STATED GOAL 1
In the post about yoga and coaching, why does the writer say that getting posture right and keeping it right will be a long, slow process?

I'm new to yoga - it's something I've been thinking about for a while and the right time seems to have arrived. During this week's session I became aware that there are some really strong links between the practices of yoga and coaching, and the one I want to talk about here is noticing.

We start each yoga lesson with my yoga teacher reminding me how to stand correctly. He does this starting from the toes up, and as he encourages me to get my body into alignment, he constantly tells me to notice things - notice how your feet are on the floor - notice where your weight is, is it even or is it to one side - notice whether your core is strong - notice how your head is held on your neck - notice whether there is tension in your shoulders. The more notice I take of my body, and how I'm inhabiting it, the more I become aware of when I'm not holding myself correctly. And the more I try to hold myself correctly, the more I become aware that, when I can get myself into something resembling the correct posture, the more it seems like my body is holding me, rather than the other way around. I know it will be a long slow process to get it right and keep it right because I've got a lot of years of bad posture to undo, but I can already understand the difference it will make to me if I keep on noticing.

Noticing is also key for me as a coach and in terms of my own personal development. As a coach, I spend my time focussing on my client, listening to what they do and don't say, and doing my best to take notice of the story behind the words. It's my job to then tell my client what I notice about what they've said, so that they can see things from another perspective. I think of it as being like a tour guide - I have the torch and I can shine lights into the corners of the clients mind so that they can get a clearer view of what's there.

STATED GOAL 2
Copy out the rows word for word, beginning with their first line and stopping after the line that contains "candle-body (574, 283, 579, 307)".

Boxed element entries
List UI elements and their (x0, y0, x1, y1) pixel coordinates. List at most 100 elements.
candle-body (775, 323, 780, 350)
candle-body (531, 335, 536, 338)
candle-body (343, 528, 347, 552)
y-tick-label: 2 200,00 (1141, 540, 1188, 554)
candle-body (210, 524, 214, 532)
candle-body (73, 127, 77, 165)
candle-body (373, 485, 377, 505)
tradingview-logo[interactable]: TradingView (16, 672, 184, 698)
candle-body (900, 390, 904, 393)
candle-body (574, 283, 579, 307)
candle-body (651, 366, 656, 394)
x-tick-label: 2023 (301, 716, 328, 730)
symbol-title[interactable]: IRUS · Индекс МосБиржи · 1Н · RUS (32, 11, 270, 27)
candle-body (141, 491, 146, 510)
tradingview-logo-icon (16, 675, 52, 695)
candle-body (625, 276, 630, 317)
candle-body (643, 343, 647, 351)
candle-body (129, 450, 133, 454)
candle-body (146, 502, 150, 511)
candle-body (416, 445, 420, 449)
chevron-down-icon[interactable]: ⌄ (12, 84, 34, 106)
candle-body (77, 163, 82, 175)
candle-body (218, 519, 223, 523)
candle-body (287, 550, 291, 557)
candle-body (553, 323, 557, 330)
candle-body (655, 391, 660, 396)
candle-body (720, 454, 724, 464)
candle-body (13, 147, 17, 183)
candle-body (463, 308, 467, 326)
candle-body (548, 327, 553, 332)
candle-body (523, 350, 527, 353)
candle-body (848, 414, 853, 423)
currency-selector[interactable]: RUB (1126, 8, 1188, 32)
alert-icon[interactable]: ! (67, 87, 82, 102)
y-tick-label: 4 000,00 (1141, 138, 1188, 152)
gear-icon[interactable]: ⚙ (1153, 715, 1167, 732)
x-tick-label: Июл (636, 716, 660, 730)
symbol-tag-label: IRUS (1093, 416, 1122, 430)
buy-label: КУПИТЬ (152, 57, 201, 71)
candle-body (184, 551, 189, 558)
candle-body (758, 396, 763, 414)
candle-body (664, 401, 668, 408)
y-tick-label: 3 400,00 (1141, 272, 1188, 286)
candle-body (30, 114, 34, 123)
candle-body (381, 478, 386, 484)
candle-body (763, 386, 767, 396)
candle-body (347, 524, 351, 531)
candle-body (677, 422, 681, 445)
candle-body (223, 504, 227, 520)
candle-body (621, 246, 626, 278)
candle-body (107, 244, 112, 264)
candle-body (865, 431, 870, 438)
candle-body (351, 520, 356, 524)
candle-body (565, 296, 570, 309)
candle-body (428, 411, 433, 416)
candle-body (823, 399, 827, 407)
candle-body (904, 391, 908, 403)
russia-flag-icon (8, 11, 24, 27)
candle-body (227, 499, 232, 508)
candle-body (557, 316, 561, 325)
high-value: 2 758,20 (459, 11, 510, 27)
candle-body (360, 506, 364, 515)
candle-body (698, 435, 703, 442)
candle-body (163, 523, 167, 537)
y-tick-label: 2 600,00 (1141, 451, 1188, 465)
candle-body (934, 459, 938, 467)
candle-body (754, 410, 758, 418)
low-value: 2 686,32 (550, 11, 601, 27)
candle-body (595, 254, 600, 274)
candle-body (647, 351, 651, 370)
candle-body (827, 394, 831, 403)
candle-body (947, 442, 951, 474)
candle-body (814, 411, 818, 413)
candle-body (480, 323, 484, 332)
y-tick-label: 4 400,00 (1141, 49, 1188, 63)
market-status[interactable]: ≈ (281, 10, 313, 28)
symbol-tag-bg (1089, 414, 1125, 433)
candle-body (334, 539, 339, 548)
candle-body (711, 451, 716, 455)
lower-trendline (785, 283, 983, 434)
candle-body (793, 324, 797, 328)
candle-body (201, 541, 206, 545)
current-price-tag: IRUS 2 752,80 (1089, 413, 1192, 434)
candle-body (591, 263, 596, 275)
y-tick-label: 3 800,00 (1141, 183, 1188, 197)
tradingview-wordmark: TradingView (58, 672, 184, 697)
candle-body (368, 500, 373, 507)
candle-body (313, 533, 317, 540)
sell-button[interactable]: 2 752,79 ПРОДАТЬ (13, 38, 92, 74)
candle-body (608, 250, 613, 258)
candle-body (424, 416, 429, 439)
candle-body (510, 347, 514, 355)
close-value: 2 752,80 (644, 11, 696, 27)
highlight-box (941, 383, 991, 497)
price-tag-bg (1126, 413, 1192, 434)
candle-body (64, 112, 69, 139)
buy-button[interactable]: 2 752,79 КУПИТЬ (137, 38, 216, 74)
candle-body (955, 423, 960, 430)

RIGHT ANSWER 1
The writer has many years of bad posture to undo, so getting it right and keeping it right will take a long time.

RIGHT ANSWER 2
List UI elements and their (x0, y0, x1, y1) pixel coordinates. List at most 100 elements.
candle-body (775, 323, 780, 350)
candle-body (531, 335, 536, 338)
candle-body (343, 528, 347, 552)
y-tick-label: 2 200,00 (1141, 540, 1188, 554)
candle-body (210, 524, 214, 532)
candle-body (73, 127, 77, 165)
candle-body (373, 485, 377, 505)
tradingview-logo[interactable]: TradingView (16, 672, 184, 698)
candle-body (900, 390, 904, 393)
candle-body (574, 283, 579, 307)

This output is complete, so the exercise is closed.